→ Objective
Give only the number of lines below that contain the word "color".

· · · ·

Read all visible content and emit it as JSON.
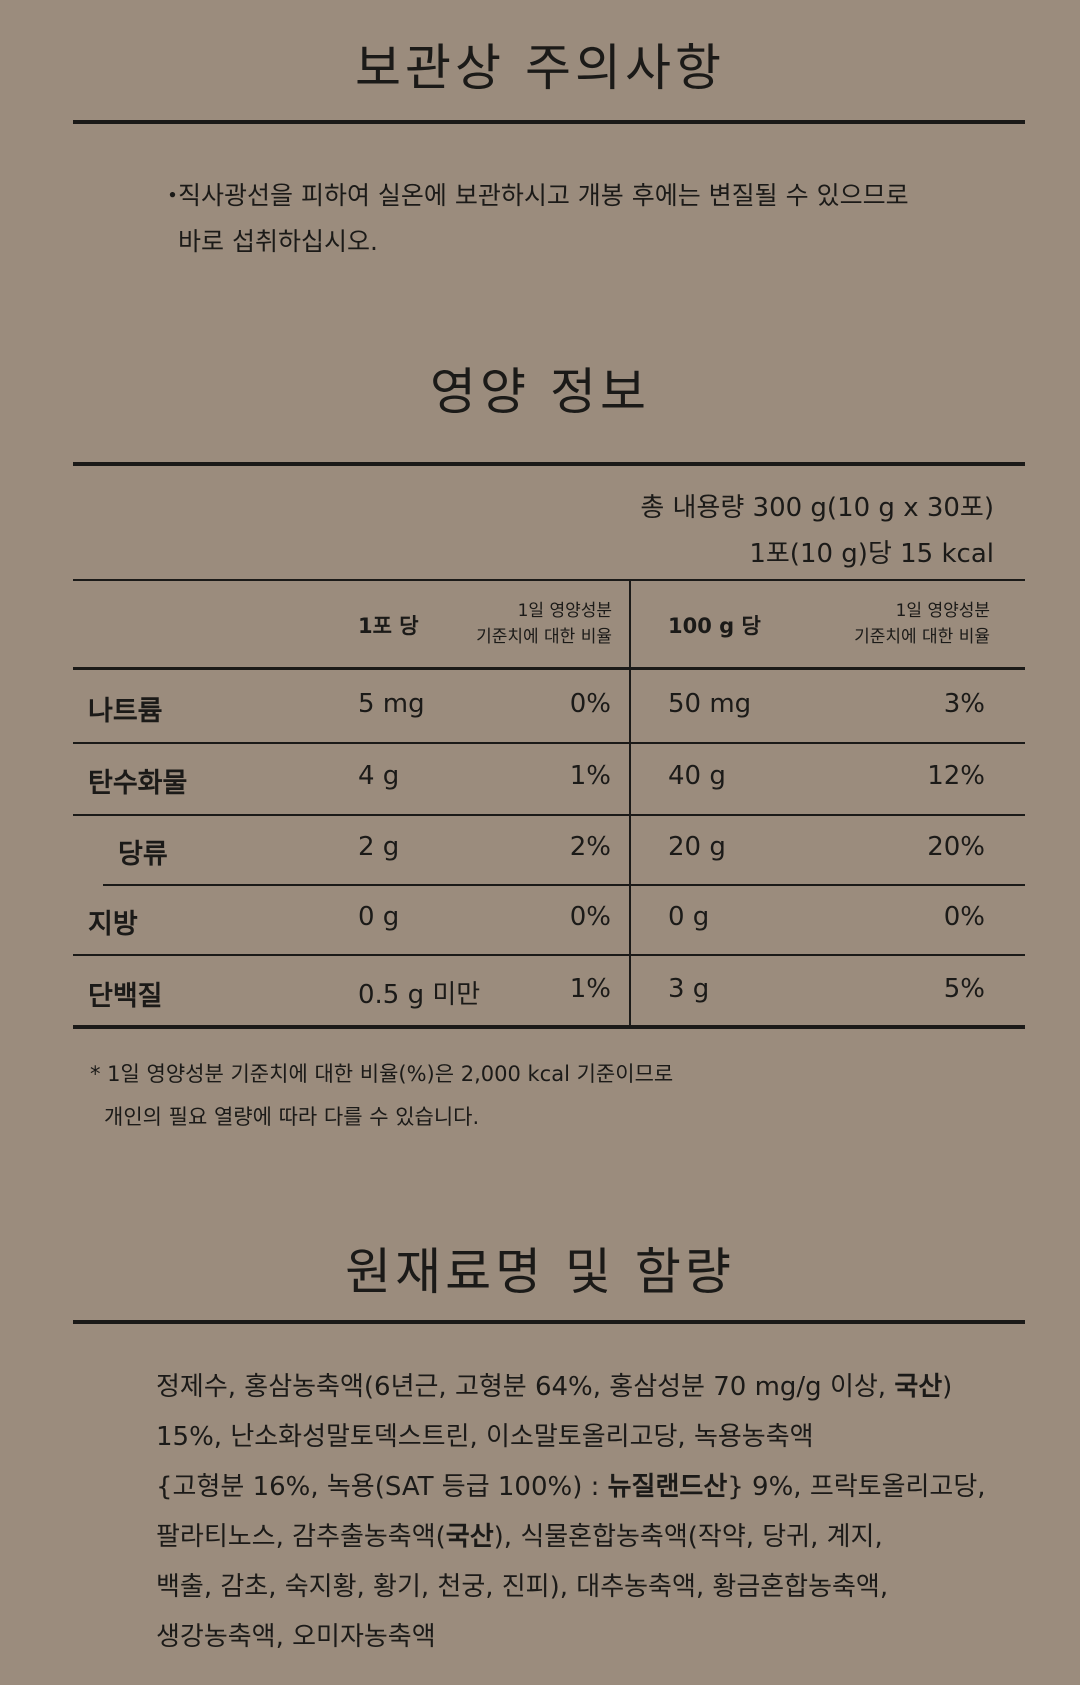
{
  "storage": {
    "title": "보관상 주의사항",
    "bullet": "・",
    "lines": [
      "직사광선을 피하여 실온에 보관하시고 개봉 후에는 변질될 수 있으므로",
      "바로 섭취하십시오."
    ]
  },
  "nutrition": {
    "title": "영양 정보",
    "total": "총 내용량 300 g(10 g x 30포)",
    "kcal": "1포(10 g)당 15 kcal",
    "headers": {
      "per_pack": "1포 당",
      "ratio1": "1일 영양성분",
      "ratio2": "기준치에 대한 비율",
      "per_100g": "100 g 당"
    },
    "rows": [
      {
        "name": "나트륨",
        "pack": "5 mg",
        "pack_pct": "0%",
        "g100": "50 mg",
        "g100_pct": "3%"
      },
      {
        "name": "탄수화물",
        "pack": "4 g",
        "pack_pct": "1%",
        "g100": "40 g",
        "g100_pct": "12%"
      },
      {
        "name": "당류",
        "pack": "2 g",
        "pack_pct": "2%",
        "g100": "20 g",
        "g100_pct": "20%"
      },
      {
        "name": "지방",
        "pack": "0 g",
        "pack_pct": "0%",
        "g100": "0 g",
        "g100_pct": "0%"
      },
      {
        "name": "단백질",
        "pack": "0.5 g 미만",
        "pack_pct": "1%",
        "g100": "3 g",
        "g100_pct": "5%"
      }
    ],
    "footnote": [
      "* 1일 영양성분 기준치에 대한 비율(%)은 2,000 kcal 기준이므로",
      "개인의 필요 열량에 따라 다를 수 있습니다."
    ]
  },
  "ingredients": {
    "title": "원재료명 및 함량",
    "l1a": "정제수, 홍삼농축액(6년근, 고형분 64%, 홍삼성분 70 mg/g 이상, ",
    "l1b": "국산",
    "l1c": ")",
    "l2": "15%, 난소화성말토덱스트린, 이소말토올리고당, 녹용농축액",
    "l3a": "{고형분 16%, 녹용(SAT 등급 100%) : ",
    "l3b": "뉴질랜드산",
    "l3c": "} 9%, 프락토올리고당,",
    "l4a": "팔라티노스, 감추출농축액(",
    "l4b": "국산",
    "l4c": "), 식물혼합농축액(작약, 당귀, 계지,",
    "l5": "백출, 감초, 숙지황, 황기, 천궁, 진피), 대추농축액, 황금혼합농축액,",
    "l6": "생강농축액, 오미자농축액"
  }
}
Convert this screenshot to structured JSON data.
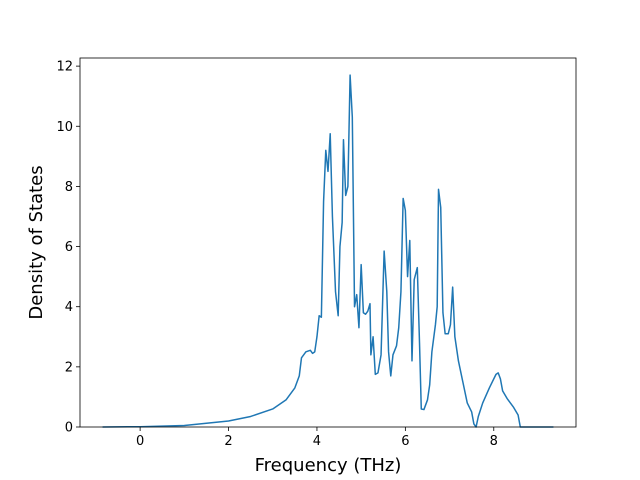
{
  "chart_data": {
    "type": "line",
    "xlabel": "Frequency (THz)",
    "ylabel": "Density of States",
    "color": "#1f77b4",
    "x": [
      -0.85,
      0,
      1,
      2,
      2.5,
      3,
      3.3,
      3.5,
      3.6,
      3.65,
      3.75,
      3.85,
      3.9,
      3.95,
      4.0,
      4.05,
      4.1,
      4.15,
      4.2,
      4.25,
      4.3,
      4.35,
      4.42,
      4.48,
      4.52,
      4.57,
      4.6,
      4.65,
      4.7,
      4.75,
      4.8,
      4.85,
      4.9,
      4.95,
      5.0,
      5.05,
      5.1,
      5.15,
      5.2,
      5.22,
      5.27,
      5.32,
      5.38,
      5.45,
      5.52,
      5.58,
      5.62,
      5.67,
      5.72,
      5.8,
      5.85,
      5.9,
      5.95,
      6.0,
      6.05,
      6.1,
      6.15,
      6.2,
      6.27,
      6.32,
      6.36,
      6.42,
      6.5,
      6.55,
      6.6,
      6.68,
      6.72,
      6.75,
      6.8,
      6.85,
      6.9,
      6.97,
      7.02,
      7.07,
      7.12,
      7.2,
      7.3,
      7.4,
      7.5,
      7.55,
      7.6,
      7.65,
      7.75,
      7.9,
      8.05,
      8.1,
      8.15,
      8.2,
      8.3,
      8.45,
      8.55,
      8.6,
      9.35
    ],
    "values": [
      0,
      0.01,
      0.05,
      0.2,
      0.35,
      0.6,
      0.9,
      1.3,
      1.7,
      2.3,
      2.5,
      2.55,
      2.45,
      2.5,
      3.0,
      3.7,
      3.65,
      7.5,
      9.2,
      8.5,
      9.75,
      7.0,
      4.5,
      3.7,
      6.0,
      6.8,
      9.55,
      7.7,
      8.0,
      11.7,
      10.3,
      4.0,
      4.4,
      3.3,
      5.4,
      3.8,
      3.75,
      3.85,
      4.1,
      2.4,
      3.0,
      1.75,
      1.8,
      2.4,
      5.85,
      4.5,
      2.5,
      1.7,
      2.4,
      2.7,
      3.3,
      4.5,
      7.6,
      7.2,
      5.0,
      6.2,
      2.2,
      4.9,
      5.3,
      2.8,
      0.6,
      0.58,
      0.9,
      1.4,
      2.5,
      3.4,
      4.0,
      7.9,
      7.3,
      3.8,
      3.1,
      3.1,
      3.4,
      4.65,
      3.0,
      2.2,
      1.5,
      0.8,
      0.5,
      0.1,
      0.0,
      0.35,
      0.8,
      1.3,
      1.75,
      1.8,
      1.6,
      1.2,
      0.95,
      0.65,
      0.4,
      0.0,
      0.0
    ],
    "xlim": [
      -1.36,
      9.86
    ],
    "xticks": [
      0,
      2,
      4,
      6,
      8
    ],
    "ylim": [
      0,
      12.27
    ],
    "yticks": [
      0,
      2,
      4,
      6,
      8,
      10,
      12
    ]
  }
}
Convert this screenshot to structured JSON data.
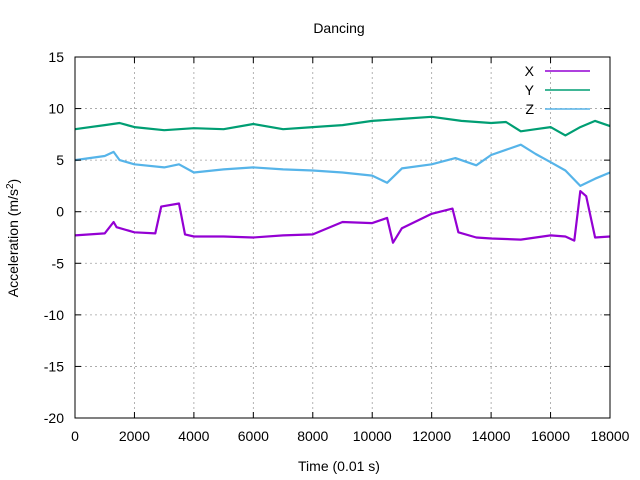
{
  "chart_data": {
    "type": "line",
    "title": "Dancing",
    "xlabel": "Time (0.01 s)",
    "ylabel_main": "Acceleration (m/s",
    "ylabel_sup": "2",
    "ylabel_close": ")",
    "xlim": [
      0,
      18000
    ],
    "ylim": [
      -20,
      15
    ],
    "xticks": [
      0,
      2000,
      4000,
      6000,
      8000,
      10000,
      12000,
      14000,
      16000,
      18000
    ],
    "yticks": [
      -20,
      -15,
      -10,
      -5,
      0,
      5,
      10,
      15
    ],
    "grid": true,
    "legend_position": "top-right",
    "series": [
      {
        "name": "X",
        "color": "#9400d3",
        "x": [
          0,
          1000,
          1300,
          1400,
          2000,
          2700,
          2900,
          3500,
          3700,
          4000,
          5000,
          6000,
          7000,
          8000,
          9000,
          10000,
          10500,
          10700,
          11000,
          12000,
          12700,
          12900,
          13500,
          14000,
          15000,
          16000,
          16500,
          16800,
          17000,
          17200,
          17500,
          18000
        ],
        "y": [
          -2.3,
          -2.1,
          -1.0,
          -1.5,
          -2.0,
          -2.1,
          0.5,
          0.8,
          -2.2,
          -2.4,
          -2.4,
          -2.5,
          -2.3,
          -2.2,
          -1.0,
          -1.1,
          -0.6,
          -3.0,
          -1.6,
          -0.2,
          0.3,
          -2.0,
          -2.5,
          -2.6,
          -2.7,
          -2.3,
          -2.4,
          -2.8,
          2.0,
          1.5,
          -2.5,
          -2.4
        ]
      },
      {
        "name": "Y",
        "color": "#009e73",
        "x": [
          0,
          1000,
          1500,
          2000,
          3000,
          4000,
          5000,
          6000,
          7000,
          8000,
          9000,
          10000,
          11000,
          12000,
          13000,
          14000,
          14500,
          15000,
          15500,
          16000,
          16500,
          17000,
          17500,
          18000
        ],
        "y": [
          8.0,
          8.4,
          8.6,
          8.2,
          7.9,
          8.1,
          8.0,
          8.5,
          8.0,
          8.2,
          8.4,
          8.8,
          9.0,
          9.2,
          8.8,
          8.6,
          8.7,
          7.8,
          8.0,
          8.2,
          7.4,
          8.2,
          8.8,
          8.3
        ]
      },
      {
        "name": "Z",
        "color": "#56b4e9",
        "x": [
          0,
          1000,
          1300,
          1500,
          2000,
          3000,
          3500,
          4000,
          5000,
          6000,
          7000,
          8000,
          9000,
          10000,
          10500,
          11000,
          12000,
          12800,
          13500,
          14000,
          14500,
          15000,
          15500,
          16000,
          16500,
          17000,
          17500,
          18000
        ],
        "y": [
          5.0,
          5.4,
          5.8,
          5.0,
          4.6,
          4.3,
          4.6,
          3.8,
          4.1,
          4.3,
          4.1,
          4.0,
          3.8,
          3.5,
          2.8,
          4.2,
          4.6,
          5.2,
          4.5,
          5.5,
          6.0,
          6.5,
          5.6,
          4.8,
          4.0,
          2.5,
          3.2,
          3.8
        ]
      }
    ]
  }
}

· · · ·

→ Solution for this task
4